▶ [Do this]
Find each line with the string "документов" and copy it.
----
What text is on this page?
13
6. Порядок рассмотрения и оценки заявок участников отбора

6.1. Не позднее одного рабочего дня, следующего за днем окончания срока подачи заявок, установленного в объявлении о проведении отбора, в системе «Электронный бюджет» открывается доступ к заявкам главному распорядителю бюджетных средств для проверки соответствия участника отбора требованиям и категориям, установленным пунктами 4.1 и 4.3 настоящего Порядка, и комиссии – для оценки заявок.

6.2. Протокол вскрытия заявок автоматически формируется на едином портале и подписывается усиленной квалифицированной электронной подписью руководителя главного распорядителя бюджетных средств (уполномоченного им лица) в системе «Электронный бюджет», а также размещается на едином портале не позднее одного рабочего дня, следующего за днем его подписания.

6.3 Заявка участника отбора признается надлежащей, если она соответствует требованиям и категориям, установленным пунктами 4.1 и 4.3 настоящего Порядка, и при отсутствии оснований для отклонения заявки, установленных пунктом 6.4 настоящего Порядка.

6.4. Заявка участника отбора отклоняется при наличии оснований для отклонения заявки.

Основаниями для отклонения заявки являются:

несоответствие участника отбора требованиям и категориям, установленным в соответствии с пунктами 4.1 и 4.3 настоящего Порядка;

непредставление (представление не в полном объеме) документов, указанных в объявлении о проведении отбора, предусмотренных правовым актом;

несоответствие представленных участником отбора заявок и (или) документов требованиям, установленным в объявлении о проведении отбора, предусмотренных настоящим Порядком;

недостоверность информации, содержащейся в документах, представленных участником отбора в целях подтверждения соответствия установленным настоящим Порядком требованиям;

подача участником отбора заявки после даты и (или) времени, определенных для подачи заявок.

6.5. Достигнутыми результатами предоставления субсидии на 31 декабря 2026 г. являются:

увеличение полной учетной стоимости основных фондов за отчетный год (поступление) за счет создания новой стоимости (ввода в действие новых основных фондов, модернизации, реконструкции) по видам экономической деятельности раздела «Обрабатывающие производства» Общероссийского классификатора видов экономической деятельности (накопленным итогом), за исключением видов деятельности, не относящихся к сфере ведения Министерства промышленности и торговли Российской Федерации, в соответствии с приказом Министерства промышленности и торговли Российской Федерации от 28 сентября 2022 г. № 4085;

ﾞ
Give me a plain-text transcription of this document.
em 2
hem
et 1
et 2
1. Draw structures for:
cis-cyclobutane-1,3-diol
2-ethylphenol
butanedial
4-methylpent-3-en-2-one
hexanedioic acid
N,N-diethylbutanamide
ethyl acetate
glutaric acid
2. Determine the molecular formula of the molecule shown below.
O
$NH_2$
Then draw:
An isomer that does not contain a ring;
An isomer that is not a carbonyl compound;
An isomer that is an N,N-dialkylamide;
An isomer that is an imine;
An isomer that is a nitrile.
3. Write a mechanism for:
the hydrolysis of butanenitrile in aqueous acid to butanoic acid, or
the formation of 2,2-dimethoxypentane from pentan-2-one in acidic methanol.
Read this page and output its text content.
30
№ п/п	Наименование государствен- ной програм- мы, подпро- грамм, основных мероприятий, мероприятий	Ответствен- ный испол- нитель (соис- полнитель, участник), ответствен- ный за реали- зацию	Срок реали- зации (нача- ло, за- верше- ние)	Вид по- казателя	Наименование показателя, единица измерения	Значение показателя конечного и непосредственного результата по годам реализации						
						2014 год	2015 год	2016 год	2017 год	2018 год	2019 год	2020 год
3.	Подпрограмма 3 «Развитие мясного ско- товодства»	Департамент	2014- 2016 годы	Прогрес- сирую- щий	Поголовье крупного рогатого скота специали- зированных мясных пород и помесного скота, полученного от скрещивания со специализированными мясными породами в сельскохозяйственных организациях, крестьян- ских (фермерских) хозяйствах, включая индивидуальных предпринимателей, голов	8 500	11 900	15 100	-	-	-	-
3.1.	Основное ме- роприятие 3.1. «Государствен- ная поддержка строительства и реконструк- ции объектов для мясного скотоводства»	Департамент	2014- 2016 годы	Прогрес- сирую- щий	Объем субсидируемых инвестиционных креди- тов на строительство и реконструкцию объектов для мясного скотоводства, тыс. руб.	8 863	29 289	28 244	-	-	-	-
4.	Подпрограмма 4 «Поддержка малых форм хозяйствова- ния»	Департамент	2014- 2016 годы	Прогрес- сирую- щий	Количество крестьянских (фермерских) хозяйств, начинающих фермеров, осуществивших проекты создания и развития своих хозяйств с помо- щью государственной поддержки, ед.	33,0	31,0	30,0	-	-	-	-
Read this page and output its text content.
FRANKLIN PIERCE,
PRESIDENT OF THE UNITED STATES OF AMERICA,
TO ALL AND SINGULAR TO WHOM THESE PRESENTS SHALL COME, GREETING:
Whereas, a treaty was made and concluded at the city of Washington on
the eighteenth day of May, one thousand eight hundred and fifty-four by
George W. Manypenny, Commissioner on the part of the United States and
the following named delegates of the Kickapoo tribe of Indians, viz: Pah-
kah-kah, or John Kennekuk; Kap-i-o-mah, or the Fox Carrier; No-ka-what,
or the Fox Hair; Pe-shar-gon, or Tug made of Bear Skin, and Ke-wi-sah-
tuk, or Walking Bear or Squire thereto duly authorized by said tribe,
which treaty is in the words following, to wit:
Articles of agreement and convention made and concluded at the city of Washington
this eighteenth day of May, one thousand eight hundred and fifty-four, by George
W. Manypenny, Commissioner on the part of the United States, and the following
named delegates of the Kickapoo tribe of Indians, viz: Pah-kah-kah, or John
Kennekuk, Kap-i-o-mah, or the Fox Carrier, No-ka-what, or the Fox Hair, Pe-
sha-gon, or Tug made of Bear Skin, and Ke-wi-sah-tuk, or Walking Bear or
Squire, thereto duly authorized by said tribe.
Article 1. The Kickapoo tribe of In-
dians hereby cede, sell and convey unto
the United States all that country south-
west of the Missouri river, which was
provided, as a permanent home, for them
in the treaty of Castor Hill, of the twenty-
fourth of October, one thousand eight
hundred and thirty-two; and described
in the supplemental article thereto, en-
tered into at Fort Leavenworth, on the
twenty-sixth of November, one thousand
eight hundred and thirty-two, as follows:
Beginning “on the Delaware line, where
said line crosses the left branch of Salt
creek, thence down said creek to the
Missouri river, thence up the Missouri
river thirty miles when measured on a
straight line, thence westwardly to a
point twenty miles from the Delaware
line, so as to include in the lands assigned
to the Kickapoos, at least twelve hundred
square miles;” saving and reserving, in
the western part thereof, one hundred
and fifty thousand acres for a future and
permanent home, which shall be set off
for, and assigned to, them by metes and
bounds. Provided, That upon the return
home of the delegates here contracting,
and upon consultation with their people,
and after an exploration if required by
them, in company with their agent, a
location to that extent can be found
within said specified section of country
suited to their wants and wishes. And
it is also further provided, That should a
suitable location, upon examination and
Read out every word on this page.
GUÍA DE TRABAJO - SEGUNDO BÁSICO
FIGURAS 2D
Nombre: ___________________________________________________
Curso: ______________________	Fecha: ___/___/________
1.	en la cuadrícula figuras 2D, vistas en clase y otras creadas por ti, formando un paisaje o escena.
----
▶ [Written answer]
непредставление (представление не в полном объеме) документов, указанных в объявлении о проведении отбора, предусмотренных правовым актом;
несоответствие представленных участником отбора заявок и (или) документов требованиям, установленным в объявлении о проведении отбора, предусмотренных настоящим Порядком;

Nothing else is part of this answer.